------ DATASET RECORDS
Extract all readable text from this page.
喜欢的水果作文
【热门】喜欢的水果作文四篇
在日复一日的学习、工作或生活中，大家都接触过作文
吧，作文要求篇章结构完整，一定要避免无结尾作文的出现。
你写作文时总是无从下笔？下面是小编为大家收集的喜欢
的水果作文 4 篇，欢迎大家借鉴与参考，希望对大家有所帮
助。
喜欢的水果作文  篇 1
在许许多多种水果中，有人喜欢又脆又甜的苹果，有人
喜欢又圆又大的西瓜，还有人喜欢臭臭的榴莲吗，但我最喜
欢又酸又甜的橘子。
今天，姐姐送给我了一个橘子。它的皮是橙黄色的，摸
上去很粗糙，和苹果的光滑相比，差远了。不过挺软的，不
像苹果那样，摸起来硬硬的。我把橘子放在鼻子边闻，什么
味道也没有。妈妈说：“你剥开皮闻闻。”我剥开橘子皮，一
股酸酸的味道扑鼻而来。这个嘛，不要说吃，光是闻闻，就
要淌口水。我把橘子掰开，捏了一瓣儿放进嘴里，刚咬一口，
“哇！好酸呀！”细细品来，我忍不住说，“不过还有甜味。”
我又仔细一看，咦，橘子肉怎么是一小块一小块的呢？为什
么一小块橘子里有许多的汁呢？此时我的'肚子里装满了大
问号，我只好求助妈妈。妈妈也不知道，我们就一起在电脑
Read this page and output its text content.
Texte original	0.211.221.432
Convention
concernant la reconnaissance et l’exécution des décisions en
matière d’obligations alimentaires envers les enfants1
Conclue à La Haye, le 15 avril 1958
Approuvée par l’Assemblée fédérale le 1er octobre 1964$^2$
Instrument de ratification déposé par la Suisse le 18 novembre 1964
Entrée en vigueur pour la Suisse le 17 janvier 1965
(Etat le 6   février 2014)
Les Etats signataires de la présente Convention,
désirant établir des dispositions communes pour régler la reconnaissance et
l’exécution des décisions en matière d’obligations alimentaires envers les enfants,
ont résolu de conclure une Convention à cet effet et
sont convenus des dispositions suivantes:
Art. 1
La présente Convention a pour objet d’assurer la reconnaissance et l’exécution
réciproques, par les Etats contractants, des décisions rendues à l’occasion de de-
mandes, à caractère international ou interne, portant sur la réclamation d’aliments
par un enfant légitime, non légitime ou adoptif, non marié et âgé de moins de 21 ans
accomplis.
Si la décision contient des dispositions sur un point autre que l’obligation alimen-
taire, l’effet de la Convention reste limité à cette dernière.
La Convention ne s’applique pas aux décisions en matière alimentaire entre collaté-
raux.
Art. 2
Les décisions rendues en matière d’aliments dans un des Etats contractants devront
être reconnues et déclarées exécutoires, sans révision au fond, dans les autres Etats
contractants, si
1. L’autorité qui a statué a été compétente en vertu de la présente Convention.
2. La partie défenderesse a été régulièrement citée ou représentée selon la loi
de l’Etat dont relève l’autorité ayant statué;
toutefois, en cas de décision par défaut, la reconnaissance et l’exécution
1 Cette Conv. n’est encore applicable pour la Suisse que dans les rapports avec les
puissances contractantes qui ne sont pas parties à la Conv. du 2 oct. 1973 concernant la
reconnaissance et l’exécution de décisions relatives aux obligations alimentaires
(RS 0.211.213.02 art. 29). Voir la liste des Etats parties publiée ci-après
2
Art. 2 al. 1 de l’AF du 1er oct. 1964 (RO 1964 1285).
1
------------
--- TASK TO CARRY OUT ---
Copy every line of the material, please, keeping it exactly the same.

--- EXERCISE RESPONSE ---
Extract all readable text from this page.
喜欢的水果作文
【热门】喜欢的水果作文四篇
在日复一日的学习、工作或生活中，大家都接触过作文
吧，作文要求篇章结构完整，一定要避免无结尾作文的出现。
你写作文时总是无从下笔？下面是小编为大家收集的喜欢
的水果作文 4 篇，欢迎大家借鉴与参考，希望对大家有所帮
助。
喜欢的水果作文  篇 1
在许许多多种水果中，有人喜欢又脆又甜的苹果，有人
喜欢又圆又大的西瓜，还有人喜欢臭臭的榴莲吗，但我最喜
欢又酸又甜的橘子。
今天，姐姐送给我了一个橘子。它的皮是橙黄色的，摸
上去很粗糙，和苹果的光滑相比，差远了。不过挺软的，不
像苹果那样，摸起来硬硬的。我把橘子放在鼻子边闻，什么
味道也没有。妈妈说：“你剥开皮闻闻。”我剥开橘子皮，一
股酸酸的味道扑鼻而来。这个嘛，不要说吃，光是闻闻，就
要淌口水。我把橘子掰开，捏了一瓣儿放进嘴里，刚咬一口，
“哇！好酸呀！”细细品来，我忍不住说，“不过还有甜味。”
我又仔细一看，咦，橘子肉怎么是一小块一小块的呢？为什
么一小块橘子里有许多的汁呢？此时我的'肚子里装满了大
问号，我只好求助妈妈。妈妈也不知道，我们就一起在电脑
Read this page and output its text content.
Texte original	0.211.221.432
Convention
concernant la reconnaissance et l’exécution des décisions en
matière d’obligations alimentaires envers les enfants1
Conclue à La Haye, le 15 avril 1958
Approuvée par l’Assemblée fédérale le 1er octobre 1964$^2$
Instrument de ratification déposé par la Suisse le 18 novembre 1964
Entrée en vigueur pour la Suisse le 17 janvier 1965
(Etat le 6   février 2014)
Les Etats signataires de la présente Convention,
désirant établir des dispositions communes pour régler la reconnaissance et
l’exécution des décisions en matière d’obligations alimentaires envers les enfants,
ont résolu de conclure une Convention à cet effet et
sont convenus des dispositions suivantes:
Art. 1
La présente Convention a pour objet d’assurer la reconnaissance et l’exécution
réciproques, par les Etats contractants, des décisions rendues à l’occasion de de-
mandes, à caractère international ou interne, portant sur la réclamation d’aliments
par un enfant légitime, non légitime ou adoptif, non marié et âgé de moins de 21 ans
accomplis.
Si la décision contient des dispositions sur un point autre que l’obligation alimen-
taire, l’effet de la Convention reste limité à cette dernière.
La Convention ne s’applique pas aux décisions en matière alimentaire entre collaté-
raux.
Art. 2
Les décisions rendues en matière d’aliments dans un des Etats contractants devront
être reconnues et déclarées exécutoires, sans révision au fond, dans les autres Etats
contractants, si
1. L’autorité qui a statué a été compétente en vertu de la présente Convention.
2. La partie défenderesse a été régulièrement citée ou représentée selon la loi
de l’Etat dont relève l’autorité ayant statué;
toutefois, en cas de décision par défaut, la reconnaissance et l’exécution
1 Cette Conv. n’est encore applicable pour la Suisse que dans les rapports avec les
puissances contractantes qui ne sont pas parties à la Conv. du 2 oct. 1973 concernant la
reconnaissance et l’exécution de décisions relatives aux obligations alimentaires
(RS 0.211.213.02 art. 29). Voir la liste des Etats parties publiée ci-après
2
Art. 2 al. 1 de l’AF du 1er oct. 1964 (RO 1964 1285).
1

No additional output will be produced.